### Goal of the exercise
Gather up every line that includes the string "JSON".

### Given data
========================================================================
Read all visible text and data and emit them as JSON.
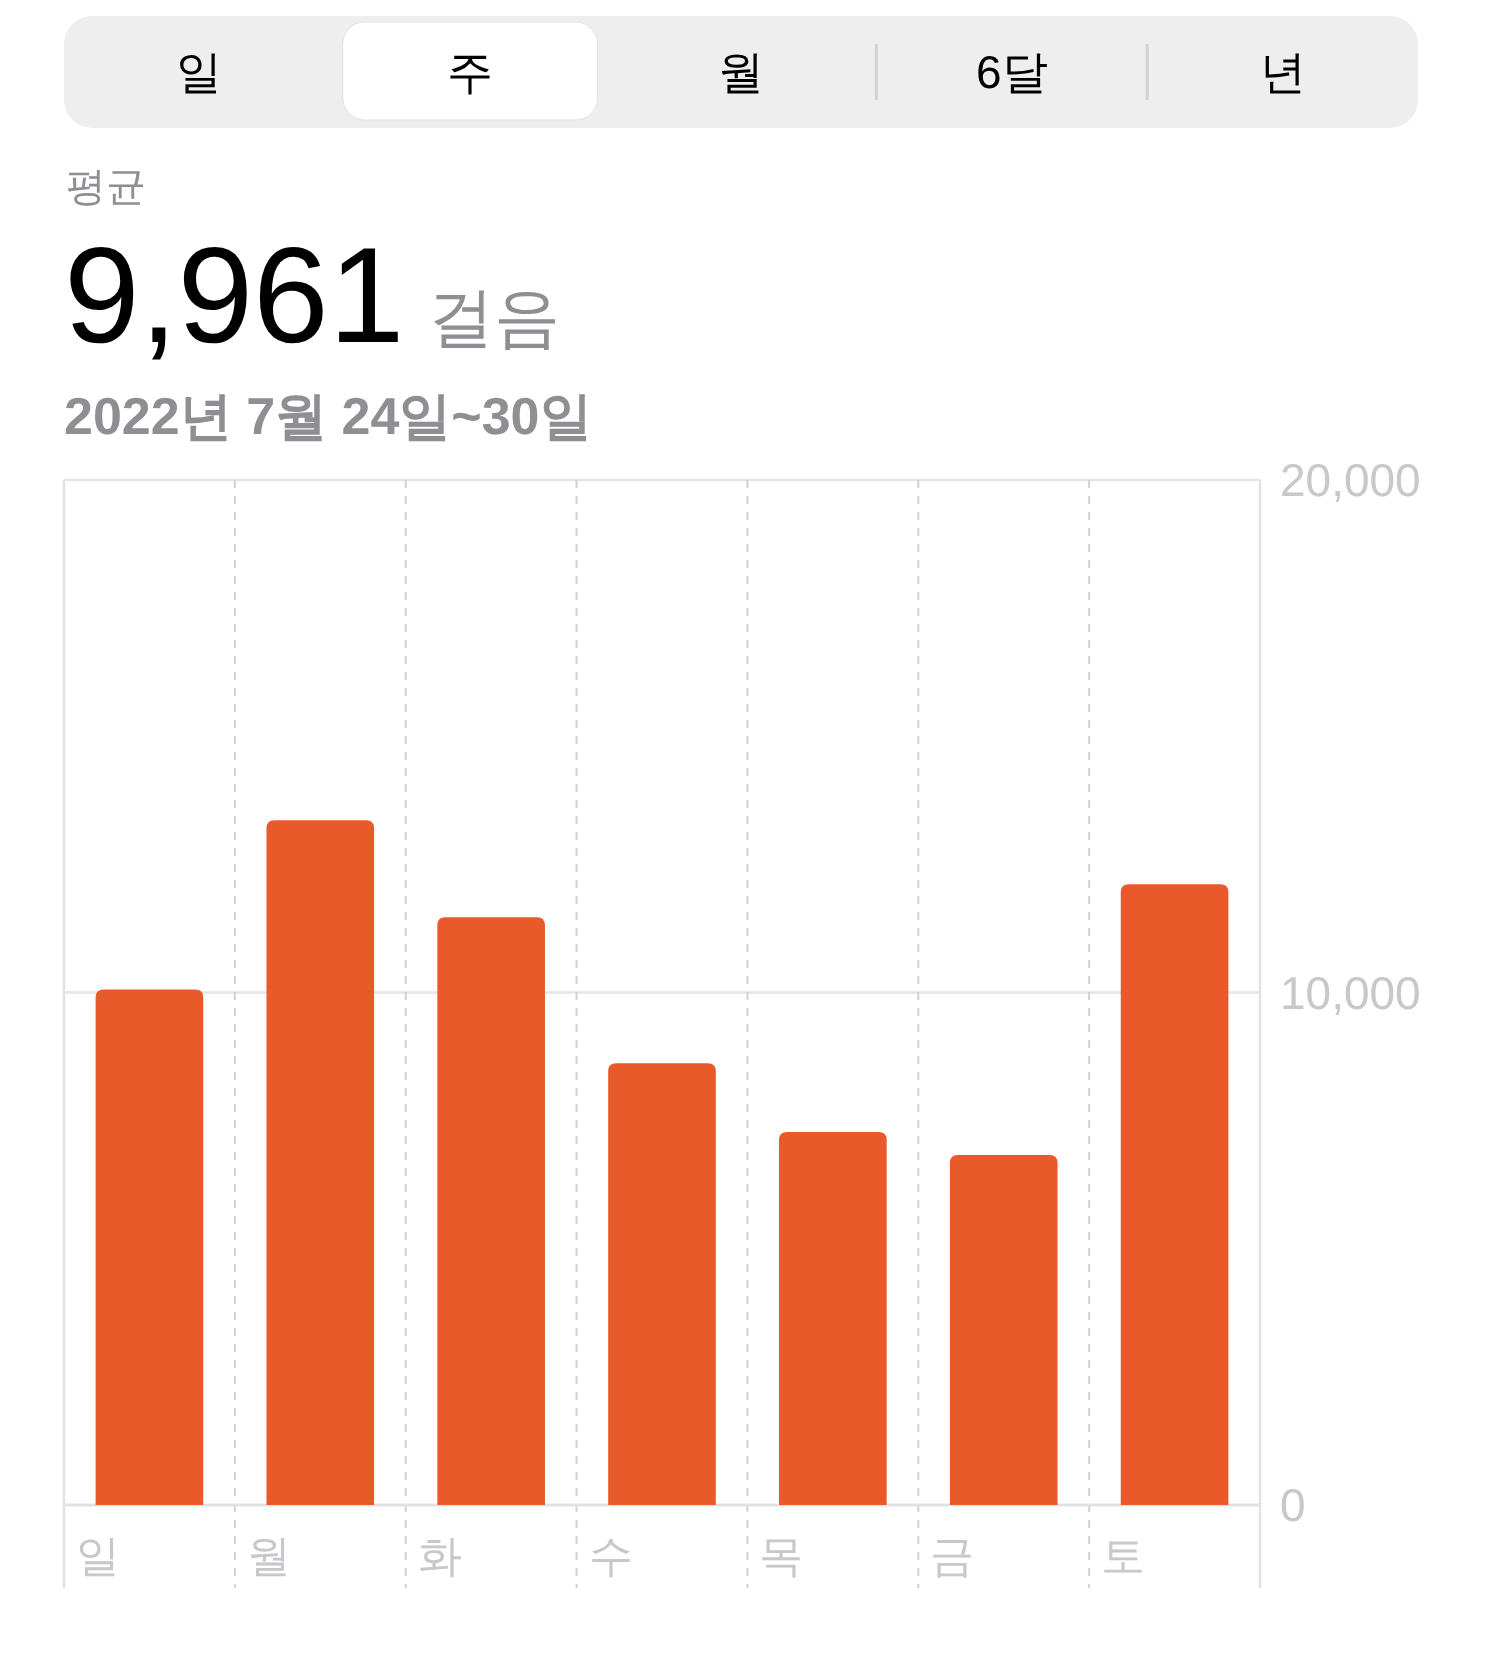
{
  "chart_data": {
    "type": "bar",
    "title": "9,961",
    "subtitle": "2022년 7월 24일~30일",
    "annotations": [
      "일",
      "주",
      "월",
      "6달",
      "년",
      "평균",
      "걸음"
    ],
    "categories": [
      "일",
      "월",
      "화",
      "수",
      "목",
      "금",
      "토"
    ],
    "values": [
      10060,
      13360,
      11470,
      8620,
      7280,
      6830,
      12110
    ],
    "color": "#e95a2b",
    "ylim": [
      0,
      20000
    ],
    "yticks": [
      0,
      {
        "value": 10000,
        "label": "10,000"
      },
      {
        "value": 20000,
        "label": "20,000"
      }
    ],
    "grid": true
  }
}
========================================================================
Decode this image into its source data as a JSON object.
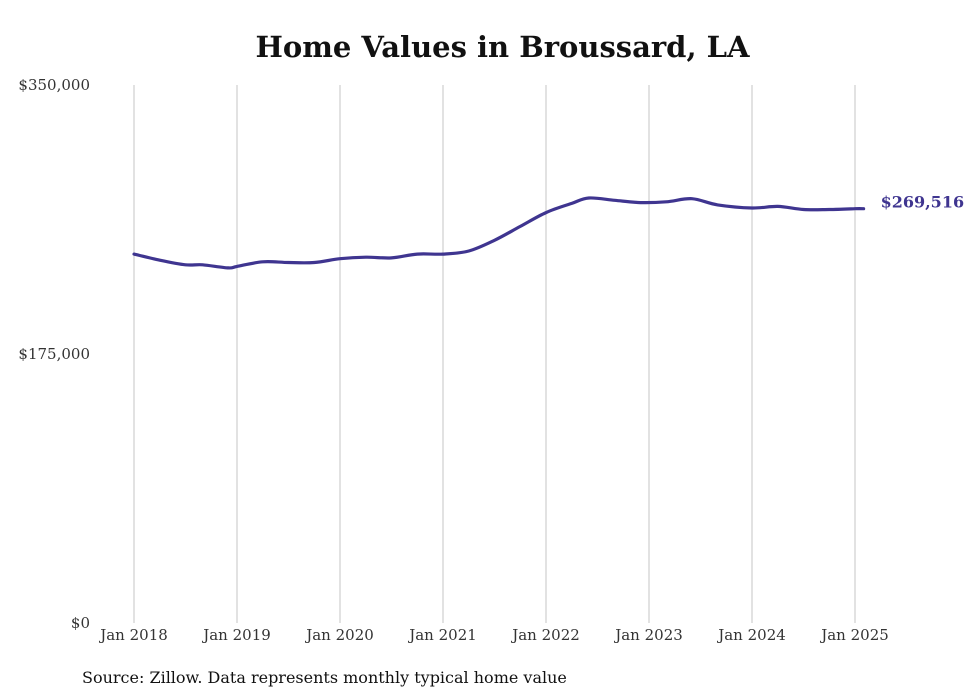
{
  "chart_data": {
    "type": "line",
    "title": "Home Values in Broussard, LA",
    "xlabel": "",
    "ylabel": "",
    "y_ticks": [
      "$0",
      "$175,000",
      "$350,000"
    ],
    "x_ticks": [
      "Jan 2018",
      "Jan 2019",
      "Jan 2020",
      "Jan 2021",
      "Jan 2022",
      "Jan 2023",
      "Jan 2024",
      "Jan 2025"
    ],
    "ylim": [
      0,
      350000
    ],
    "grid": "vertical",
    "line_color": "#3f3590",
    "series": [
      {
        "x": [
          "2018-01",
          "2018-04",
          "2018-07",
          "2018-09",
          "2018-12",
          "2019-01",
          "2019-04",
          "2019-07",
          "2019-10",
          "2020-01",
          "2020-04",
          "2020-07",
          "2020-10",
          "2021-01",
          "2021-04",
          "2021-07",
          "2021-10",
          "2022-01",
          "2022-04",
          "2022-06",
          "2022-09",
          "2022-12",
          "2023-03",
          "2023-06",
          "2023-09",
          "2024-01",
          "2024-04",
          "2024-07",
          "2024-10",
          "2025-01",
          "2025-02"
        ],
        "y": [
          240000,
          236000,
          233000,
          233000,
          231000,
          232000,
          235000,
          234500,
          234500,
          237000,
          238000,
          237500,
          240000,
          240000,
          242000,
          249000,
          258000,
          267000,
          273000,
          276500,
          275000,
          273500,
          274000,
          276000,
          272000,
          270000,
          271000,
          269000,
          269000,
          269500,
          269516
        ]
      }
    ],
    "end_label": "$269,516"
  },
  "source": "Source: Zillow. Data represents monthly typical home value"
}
========================================================================
### Result for this task
Read all visible text and data and emit them as JSON.
Decode this image into its source data as a JSON object.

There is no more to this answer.